-- START GIVEN DATA --

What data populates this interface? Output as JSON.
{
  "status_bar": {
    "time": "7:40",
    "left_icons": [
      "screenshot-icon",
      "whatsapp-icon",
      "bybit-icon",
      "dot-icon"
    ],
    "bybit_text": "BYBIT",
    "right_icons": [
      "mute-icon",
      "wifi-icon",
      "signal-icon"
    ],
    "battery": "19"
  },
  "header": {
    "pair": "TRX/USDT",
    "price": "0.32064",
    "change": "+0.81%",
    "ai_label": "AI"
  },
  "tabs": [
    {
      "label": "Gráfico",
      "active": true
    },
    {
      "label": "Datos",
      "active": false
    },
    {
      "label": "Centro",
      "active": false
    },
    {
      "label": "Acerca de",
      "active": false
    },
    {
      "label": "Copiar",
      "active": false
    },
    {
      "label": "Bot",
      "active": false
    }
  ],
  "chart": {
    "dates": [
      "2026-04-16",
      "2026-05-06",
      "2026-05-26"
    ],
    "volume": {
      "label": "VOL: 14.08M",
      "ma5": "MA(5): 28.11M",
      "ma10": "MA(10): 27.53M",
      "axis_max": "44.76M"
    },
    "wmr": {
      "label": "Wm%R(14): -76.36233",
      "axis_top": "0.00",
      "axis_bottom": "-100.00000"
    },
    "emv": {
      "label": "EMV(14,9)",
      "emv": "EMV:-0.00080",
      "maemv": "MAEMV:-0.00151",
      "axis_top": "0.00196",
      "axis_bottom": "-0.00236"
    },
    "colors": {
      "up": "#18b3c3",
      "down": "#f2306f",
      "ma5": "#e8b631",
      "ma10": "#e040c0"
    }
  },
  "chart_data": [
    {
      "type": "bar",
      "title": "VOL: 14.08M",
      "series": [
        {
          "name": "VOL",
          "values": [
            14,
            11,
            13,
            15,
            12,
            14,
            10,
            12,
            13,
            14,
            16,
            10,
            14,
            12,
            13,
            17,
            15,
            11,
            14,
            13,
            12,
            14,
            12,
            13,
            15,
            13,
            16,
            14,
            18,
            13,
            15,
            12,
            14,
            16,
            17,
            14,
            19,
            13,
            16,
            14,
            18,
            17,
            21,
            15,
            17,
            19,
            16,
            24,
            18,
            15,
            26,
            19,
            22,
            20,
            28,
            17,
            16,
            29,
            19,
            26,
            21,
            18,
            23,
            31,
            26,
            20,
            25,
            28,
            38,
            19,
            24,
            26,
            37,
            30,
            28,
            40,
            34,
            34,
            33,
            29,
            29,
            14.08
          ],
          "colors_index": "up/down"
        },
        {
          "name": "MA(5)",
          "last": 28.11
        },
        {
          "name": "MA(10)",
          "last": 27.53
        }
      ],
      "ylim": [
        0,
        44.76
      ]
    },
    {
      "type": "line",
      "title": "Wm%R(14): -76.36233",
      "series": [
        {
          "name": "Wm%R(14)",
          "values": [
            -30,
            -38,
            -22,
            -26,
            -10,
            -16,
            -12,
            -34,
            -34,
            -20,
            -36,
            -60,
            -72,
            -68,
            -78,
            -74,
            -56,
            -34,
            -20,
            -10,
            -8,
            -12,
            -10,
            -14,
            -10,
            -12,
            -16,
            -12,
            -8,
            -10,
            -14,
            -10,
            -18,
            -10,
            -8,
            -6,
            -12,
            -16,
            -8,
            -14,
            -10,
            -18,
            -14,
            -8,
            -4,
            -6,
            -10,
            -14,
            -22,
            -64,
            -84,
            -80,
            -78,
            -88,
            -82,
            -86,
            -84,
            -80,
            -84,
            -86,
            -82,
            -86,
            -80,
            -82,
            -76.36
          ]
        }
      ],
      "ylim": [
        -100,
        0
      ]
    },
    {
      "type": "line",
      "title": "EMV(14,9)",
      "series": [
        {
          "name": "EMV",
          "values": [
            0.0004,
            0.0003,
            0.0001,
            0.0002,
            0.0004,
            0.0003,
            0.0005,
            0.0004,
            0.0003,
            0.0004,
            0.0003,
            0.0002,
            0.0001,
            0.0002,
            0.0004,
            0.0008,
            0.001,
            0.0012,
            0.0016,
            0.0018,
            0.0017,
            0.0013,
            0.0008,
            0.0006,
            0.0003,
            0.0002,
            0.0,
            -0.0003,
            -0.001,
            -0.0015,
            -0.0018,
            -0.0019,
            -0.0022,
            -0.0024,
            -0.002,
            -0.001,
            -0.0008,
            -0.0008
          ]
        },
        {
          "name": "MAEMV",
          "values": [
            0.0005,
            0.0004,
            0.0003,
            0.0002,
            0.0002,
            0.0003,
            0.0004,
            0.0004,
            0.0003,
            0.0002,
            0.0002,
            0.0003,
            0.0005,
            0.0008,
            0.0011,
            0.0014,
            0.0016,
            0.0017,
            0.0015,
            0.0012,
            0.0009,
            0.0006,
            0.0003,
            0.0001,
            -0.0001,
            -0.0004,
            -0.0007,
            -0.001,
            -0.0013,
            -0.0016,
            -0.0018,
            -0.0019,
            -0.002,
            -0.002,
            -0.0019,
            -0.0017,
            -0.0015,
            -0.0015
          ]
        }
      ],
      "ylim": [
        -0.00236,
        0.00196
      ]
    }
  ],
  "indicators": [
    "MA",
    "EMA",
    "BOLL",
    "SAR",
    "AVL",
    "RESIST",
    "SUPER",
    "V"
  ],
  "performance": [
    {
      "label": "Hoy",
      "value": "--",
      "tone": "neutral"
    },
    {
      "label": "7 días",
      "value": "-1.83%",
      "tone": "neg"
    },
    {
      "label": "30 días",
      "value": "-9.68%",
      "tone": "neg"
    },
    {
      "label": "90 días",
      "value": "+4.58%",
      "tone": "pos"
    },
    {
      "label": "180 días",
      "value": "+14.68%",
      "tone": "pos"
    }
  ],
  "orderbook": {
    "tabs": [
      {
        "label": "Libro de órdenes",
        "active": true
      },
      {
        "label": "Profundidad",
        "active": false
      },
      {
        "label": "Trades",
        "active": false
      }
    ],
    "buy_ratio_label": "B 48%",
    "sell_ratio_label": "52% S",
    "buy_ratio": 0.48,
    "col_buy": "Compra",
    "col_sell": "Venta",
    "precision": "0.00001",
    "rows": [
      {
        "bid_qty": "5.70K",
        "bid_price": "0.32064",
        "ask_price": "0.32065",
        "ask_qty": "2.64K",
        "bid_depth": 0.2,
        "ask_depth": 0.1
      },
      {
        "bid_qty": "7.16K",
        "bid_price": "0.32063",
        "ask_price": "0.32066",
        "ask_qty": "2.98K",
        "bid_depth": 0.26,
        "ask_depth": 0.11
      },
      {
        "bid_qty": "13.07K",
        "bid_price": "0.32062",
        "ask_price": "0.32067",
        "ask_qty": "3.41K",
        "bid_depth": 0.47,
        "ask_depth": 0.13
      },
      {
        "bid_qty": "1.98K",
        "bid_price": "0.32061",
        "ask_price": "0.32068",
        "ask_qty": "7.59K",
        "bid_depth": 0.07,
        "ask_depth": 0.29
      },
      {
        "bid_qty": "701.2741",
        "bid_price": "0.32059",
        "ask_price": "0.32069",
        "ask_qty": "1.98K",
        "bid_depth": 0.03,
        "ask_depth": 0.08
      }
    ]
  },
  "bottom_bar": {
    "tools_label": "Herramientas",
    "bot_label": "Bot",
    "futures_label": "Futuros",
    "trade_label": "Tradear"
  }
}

-- END GIVEN DATA --

REQUIREMENT: Set down all of the data above, word for word.

REPLY:
What data populates this interface? Output as JSON.
{
  "status_bar": {
    "time": "7:40",
    "left_icons": [
      "screenshot-icon",
      "whatsapp-icon",
      "bybit-icon",
      "dot-icon"
    ],
    "bybit_text": "BYBIT",
    "right_icons": [
      "mute-icon",
      "wifi-icon",
      "signal-icon"
    ],
    "battery": "19"
  },
  "header": {
    "pair": "TRX/USDT",
    "price": "0.32064",
    "change": "+0.81%",
    "ai_label": "AI"
  },
  "tabs": [
    {
      "label": "Gráfico",
      "active": true
    },
    {
      "label": "Datos",
      "active": false
    },
    {
      "label": "Centro",
      "active": false
    },
    {
      "label": "Acerca de",
      "active": false
    },
    {
      "label": "Copiar",
      "active": false
    },
    {
      "label": "Bot",
      "active": false
    }
  ],
  "chart": {
    "dates": [
      "2026-04-16",
      "2026-05-06",
      "2026-05-26"
    ],
    "volume": {
      "label": "VOL: 14.08M",
      "ma5": "MA(5): 28.11M",
      "ma10": "MA(10): 27.53M",
      "axis_max": "44.76M"
    },
    "wmr": {
      "label": "Wm%R(14): -76.36233",
      "axis_top": "0.00",
      "axis_bottom": "-100.00000"
    },
    "emv": {
      "label": "EMV(14,9)",
      "emv": "EMV:-0.00080",
      "maemv": "MAEMV:-0.00151",
      "axis_top": "0.00196",
      "axis_bottom": "-0.00236"
    },
    "colors": {
      "up": "#18b3c3",
      "down": "#f2306f",
      "ma5": "#e8b631",
      "ma10": "#e040c0"
    }
  },
  "chart_data": [
    {
      "type": "bar",
      "title": "VOL: 14.08M",
      "series": [
        {
          "name": "VOL",
          "values": [
            14,
            11,
            13,
            15,
            12,
            14,
            10,
            12,
            13,
            14,
            16,
            10,
            14,
            12,
            13,
            17,
            15,
            11,
            14,
            13,
            12,
            14,
            12,
            13,
            15,
            13,
            16,
            14,
            18,
            13,
            15,
            12,
            14,
            16,
            17,
            14,
            19,
            13,
            16,
            14,
            18,
            17,
            21,
            15,
            17,
            19,
            16,
            24,
            18,
            15,
            26,
            19,
            22,
            20,
            28,
            17,
            16,
            29,
            19,
            26,
            21,
            18,
            23,
            31,
            26,
            20,
            25,
            28,
            38,
            19,
            24,
            26,
            37,
            30,
            28,
            40,
            34,
            34,
            33,
            29,
            29,
            14.08
          ],
          "colors_index": "up/down"
        },
        {
          "name": "MA(5)",
          "last": 28.11
        },
        {
          "name": "MA(10)",
          "last": 27.53
        }
      ],
      "ylim": [
        0,
        44.76
      ]
    },
    {
      "type": "line",
      "title": "Wm%R(14): -76.36233",
      "series": [
        {
          "name": "Wm%R(14)",
          "values": [
            -30,
            -38,
            -22,
            -26,
            -10,
            -16,
            -12,
            -34,
            -34,
            -20,
            -36,
            -60,
            -72,
            -68,
            -78,
            -74,
            -56,
            -34,
            -20,
            -10,
            -8,
            -12,
            -10,
            -14,
            -10,
            -12,
            -16,
            -12,
            -8,
            -10,
            -14,
            -10,
            -18,
            -10,
            -8,
            -6,
            -12,
            -16,
            -8,
            -14,
            -10,
            -18,
            -14,
            -8,
            -4,
            -6,
            -10,
            -14,
            -22,
            -64,
            -84,
            -80,
            -78,
            -88,
            -82,
            -86,
            -84,
            -80,
            -84,
            -86,
            -82,
            -86,
            -80,
            -82,
            -76.36
          ]
        }
      ],
      "ylim": [
        -100,
        0
      ]
    },
    {
      "type": "line",
      "title": "EMV(14,9)",
      "series": [
        {
          "name": "EMV",
          "values": [
            0.0004,
            0.0003,
            0.0001,
            0.0002,
            0.0004,
            0.0003,
            0.0005,
            0.0004,
            0.0003,
            0.0004,
            0.0003,
            0.0002,
            0.0001,
            0.0002,
            0.0004,
            0.0008,
            0.001,
            0.0012,
            0.0016,
            0.0018,
            0.0017,
            0.0013,
            0.0008,
            0.0006,
            0.0003,
            0.0002,
            0.0,
            -0.0003,
            -0.001,
            -0.0015,
            -0.0018,
            -0.0019,
            -0.0022,
            -0.0024,
            -0.002,
            -0.001,
            -0.0008,
            -0.0008
          ]
        },
        {
          "name": "MAEMV",
          "values": [
            0.0005,
            0.0004,
            0.0003,
            0.0002,
            0.0002,
            0.0003,
            0.0004,
            0.0004,
            0.0003,
            0.0002,
            0.0002,
            0.0003,
            0.0005,
            0.0008,
            0.0011,
            0.0014,
            0.0016,
            0.0017,
            0.0015,
            0.0012,
            0.0009,
            0.0006,
            0.0003,
            0.0001,
            -0.0001,
            -0.0004,
            -0.0007,
            -0.001,
            -0.0013,
            -0.0016,
            -0.0018,
            -0.0019,
            -0.002,
            -0.002,
            -0.0019,
            -0.0017,
            -0.0015,
            -0.0015
          ]
        }
      ],
      "ylim": [
        -0.00236,
        0.00196
      ]
    }
  ],
  "indicators": [
    "MA",
    "EMA",
    "BOLL",
    "SAR",
    "AVL",
    "RESIST",
    "SUPER",
    "V"
  ],
  "performance": [
    {
      "label": "Hoy",
      "value": "--",
      "tone": "neutral"
    },
    {
      "label": "7 días",
      "value": "-1.83%",
      "tone": "neg"
    },
    {
      "label": "30 días",
      "value": "-9.68%",
      "tone": "neg"
    },
    {
      "label": "90 días",
      "value": "+4.58%",
      "tone": "pos"
    },
    {
      "label": "180 días",
      "value": "+14.68%",
      "tone": "pos"
    }
  ],
  "orderbook": {
    "tabs": [
      {
        "label": "Libro de órdenes",
        "active": true
      },
      {
        "label": "Profundidad",
        "active": false
      },
      {
        "label": "Trades",
        "active": false
      }
    ],
    "buy_ratio_label": "B 48%",
    "sell_ratio_label": "52% S",
    "buy_ratio": 0.48,
    "col_buy": "Compra",
    "col_sell": "Venta",
    "precision": "0.00001",
    "rows": [
      {
        "bid_qty": "5.70K",
        "bid_price": "0.32064",
        "ask_price": "0.32065",
        "ask_qty": "2.64K",
        "bid_depth": 0.2,
        "ask_depth": 0.1
      },
      {
        "bid_qty": "7.16K",
        "bid_price": "0.32063",
        "ask_price": "0.32066",
        "ask_qty": "2.98K",
        "bid_depth": 0.26,
        "ask_depth": 0.11
      },
      {
        "bid_qty": "13.07K",
        "bid_price": "0.32062",
        "ask_price": "0.32067",
        "ask_qty": "3.41K",
        "bid_depth": 0.47,
        "ask_depth": 0.13
      },
      {
        "bid_qty": "1.98K",
        "bid_price": "0.32061",
        "ask_price": "0.32068",
        "ask_qty": "7.59K",
        "bid_depth": 0.07,
        "ask_depth": 0.29
      },
      {
        "bid_qty": "701.2741",
        "bid_price": "0.32059",
        "ask_price": "0.32069",
        "ask_qty": "1.98K",
        "bid_depth": 0.03,
        "ask_depth": 0.08
      }
    ]
  },
  "bottom_bar": {
    "tools_label": "Herramientas",
    "bot_label": "Bot",
    "futures_label": "Futuros",
    "trade_label": "Tradear"
  }
}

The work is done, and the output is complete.